→ **Records for the task**:
§ §

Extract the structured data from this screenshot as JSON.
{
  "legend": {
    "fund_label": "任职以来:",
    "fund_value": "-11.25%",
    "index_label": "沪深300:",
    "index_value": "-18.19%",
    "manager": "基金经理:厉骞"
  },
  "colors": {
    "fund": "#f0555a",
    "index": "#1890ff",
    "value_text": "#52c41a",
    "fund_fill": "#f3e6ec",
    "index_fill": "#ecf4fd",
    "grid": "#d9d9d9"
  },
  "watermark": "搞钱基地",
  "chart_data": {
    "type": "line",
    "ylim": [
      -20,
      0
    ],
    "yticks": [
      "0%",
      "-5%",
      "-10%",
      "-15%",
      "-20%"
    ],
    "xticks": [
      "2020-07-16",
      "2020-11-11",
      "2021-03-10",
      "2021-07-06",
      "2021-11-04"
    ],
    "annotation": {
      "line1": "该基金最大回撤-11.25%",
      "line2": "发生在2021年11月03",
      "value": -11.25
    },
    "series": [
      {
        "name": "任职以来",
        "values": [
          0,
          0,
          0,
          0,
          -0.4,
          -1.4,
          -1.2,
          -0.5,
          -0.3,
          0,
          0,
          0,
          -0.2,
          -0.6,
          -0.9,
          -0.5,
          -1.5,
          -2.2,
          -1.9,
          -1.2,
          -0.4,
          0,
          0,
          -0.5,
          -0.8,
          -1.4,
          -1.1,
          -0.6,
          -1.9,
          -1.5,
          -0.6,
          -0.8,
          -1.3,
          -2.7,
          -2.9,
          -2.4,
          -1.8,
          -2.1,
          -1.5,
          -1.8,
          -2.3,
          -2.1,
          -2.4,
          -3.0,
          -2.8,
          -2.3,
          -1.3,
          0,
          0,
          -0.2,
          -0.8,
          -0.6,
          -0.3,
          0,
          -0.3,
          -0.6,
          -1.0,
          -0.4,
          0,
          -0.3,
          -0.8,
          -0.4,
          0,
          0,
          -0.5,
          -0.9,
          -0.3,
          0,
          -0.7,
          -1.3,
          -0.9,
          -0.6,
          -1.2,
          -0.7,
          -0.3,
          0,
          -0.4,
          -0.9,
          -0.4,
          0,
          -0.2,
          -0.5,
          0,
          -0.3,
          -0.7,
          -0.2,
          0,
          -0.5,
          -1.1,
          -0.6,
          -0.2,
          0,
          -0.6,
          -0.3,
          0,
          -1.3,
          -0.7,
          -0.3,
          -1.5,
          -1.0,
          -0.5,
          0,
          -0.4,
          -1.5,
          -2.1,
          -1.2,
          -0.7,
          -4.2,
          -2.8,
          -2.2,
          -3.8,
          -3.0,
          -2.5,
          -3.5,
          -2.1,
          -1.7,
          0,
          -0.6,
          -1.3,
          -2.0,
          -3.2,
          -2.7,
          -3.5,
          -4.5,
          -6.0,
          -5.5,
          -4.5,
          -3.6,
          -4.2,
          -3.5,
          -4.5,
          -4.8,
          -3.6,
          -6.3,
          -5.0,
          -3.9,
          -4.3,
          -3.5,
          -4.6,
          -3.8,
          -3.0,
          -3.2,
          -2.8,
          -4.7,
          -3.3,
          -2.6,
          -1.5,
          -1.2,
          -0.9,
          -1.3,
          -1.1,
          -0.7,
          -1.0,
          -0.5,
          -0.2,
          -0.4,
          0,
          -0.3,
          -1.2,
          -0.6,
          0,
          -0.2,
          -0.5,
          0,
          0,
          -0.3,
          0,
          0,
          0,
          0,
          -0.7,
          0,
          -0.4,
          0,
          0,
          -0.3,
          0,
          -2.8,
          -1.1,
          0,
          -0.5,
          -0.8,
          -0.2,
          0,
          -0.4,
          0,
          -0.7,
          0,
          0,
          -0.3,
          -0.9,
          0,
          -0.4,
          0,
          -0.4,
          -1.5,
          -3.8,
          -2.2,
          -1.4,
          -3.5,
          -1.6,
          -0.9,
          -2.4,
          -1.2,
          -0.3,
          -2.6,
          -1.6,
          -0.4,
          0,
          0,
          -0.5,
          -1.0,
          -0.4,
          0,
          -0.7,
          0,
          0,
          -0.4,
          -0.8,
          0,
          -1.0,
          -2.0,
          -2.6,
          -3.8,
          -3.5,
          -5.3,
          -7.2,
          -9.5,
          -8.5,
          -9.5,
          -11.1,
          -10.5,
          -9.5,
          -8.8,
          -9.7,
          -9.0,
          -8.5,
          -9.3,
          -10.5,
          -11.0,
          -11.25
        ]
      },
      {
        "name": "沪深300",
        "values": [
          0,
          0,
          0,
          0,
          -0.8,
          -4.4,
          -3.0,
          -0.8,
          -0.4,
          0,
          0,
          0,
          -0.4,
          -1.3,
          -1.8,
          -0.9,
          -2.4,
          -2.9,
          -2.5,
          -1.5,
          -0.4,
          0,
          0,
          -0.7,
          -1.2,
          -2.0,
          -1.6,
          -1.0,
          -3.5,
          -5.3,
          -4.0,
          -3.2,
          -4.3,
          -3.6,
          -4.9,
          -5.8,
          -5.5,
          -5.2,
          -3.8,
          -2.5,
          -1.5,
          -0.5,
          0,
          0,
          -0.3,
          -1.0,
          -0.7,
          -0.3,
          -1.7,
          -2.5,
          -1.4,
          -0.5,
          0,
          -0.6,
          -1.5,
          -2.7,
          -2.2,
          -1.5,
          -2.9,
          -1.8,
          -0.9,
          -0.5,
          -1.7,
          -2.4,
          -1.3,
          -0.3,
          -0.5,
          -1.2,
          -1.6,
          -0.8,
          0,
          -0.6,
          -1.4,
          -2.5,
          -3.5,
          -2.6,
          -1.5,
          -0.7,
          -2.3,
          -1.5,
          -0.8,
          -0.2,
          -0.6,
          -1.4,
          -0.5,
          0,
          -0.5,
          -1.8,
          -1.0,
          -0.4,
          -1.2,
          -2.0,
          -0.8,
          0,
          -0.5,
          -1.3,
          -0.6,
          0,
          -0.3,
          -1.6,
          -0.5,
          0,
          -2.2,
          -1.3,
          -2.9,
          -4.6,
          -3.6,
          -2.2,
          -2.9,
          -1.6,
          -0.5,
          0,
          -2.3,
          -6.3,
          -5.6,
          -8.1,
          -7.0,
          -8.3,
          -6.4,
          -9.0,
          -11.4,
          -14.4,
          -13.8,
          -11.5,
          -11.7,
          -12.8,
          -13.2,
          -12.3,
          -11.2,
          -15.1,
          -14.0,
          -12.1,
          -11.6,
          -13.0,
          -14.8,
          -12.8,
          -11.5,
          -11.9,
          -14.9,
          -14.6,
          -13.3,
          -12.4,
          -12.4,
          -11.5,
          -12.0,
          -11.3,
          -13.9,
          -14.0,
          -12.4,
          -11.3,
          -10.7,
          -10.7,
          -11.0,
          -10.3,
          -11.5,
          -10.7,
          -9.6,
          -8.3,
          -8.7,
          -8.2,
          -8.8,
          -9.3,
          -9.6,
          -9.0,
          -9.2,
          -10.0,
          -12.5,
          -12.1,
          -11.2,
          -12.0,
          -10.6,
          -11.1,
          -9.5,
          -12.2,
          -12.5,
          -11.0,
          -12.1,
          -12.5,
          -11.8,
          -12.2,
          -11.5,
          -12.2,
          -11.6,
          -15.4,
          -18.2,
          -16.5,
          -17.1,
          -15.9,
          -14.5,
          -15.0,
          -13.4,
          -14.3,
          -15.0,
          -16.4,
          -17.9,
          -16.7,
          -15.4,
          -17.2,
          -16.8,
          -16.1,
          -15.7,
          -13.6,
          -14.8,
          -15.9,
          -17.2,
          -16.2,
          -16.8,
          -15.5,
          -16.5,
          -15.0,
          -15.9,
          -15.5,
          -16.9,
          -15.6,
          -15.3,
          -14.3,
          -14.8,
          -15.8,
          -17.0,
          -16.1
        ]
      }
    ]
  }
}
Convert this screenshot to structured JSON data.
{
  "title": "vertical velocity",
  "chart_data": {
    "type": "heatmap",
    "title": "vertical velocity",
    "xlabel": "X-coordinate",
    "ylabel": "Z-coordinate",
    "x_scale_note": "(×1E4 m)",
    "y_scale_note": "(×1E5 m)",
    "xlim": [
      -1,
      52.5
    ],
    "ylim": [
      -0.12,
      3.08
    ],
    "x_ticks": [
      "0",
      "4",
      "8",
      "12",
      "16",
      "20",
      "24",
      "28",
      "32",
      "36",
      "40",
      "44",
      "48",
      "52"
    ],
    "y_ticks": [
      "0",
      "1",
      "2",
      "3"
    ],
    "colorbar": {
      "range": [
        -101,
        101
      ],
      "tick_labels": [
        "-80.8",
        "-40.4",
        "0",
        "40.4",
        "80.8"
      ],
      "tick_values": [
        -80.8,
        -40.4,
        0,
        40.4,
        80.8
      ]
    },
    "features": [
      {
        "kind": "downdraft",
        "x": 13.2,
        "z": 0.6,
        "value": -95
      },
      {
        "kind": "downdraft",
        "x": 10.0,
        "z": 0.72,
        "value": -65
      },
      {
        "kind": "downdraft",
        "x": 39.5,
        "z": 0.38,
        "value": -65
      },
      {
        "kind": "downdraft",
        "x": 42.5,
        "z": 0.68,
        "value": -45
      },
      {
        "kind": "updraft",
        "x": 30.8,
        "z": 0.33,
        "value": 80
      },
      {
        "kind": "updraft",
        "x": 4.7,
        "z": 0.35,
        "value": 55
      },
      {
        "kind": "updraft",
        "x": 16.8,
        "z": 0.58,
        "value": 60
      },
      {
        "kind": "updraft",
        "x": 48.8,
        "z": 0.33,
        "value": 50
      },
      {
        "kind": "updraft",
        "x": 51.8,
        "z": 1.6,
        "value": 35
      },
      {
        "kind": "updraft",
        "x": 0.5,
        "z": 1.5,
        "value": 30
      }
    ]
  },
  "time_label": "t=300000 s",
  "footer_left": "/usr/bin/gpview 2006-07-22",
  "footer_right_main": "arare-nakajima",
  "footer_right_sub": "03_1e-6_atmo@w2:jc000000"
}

§ §

→ **Stated problem**: Read through the entries and copy every line that includes "this".

→ **Task answer**:
Extract the structured data from this screenshot as JSON.
Convert this screenshot to structured JSON data.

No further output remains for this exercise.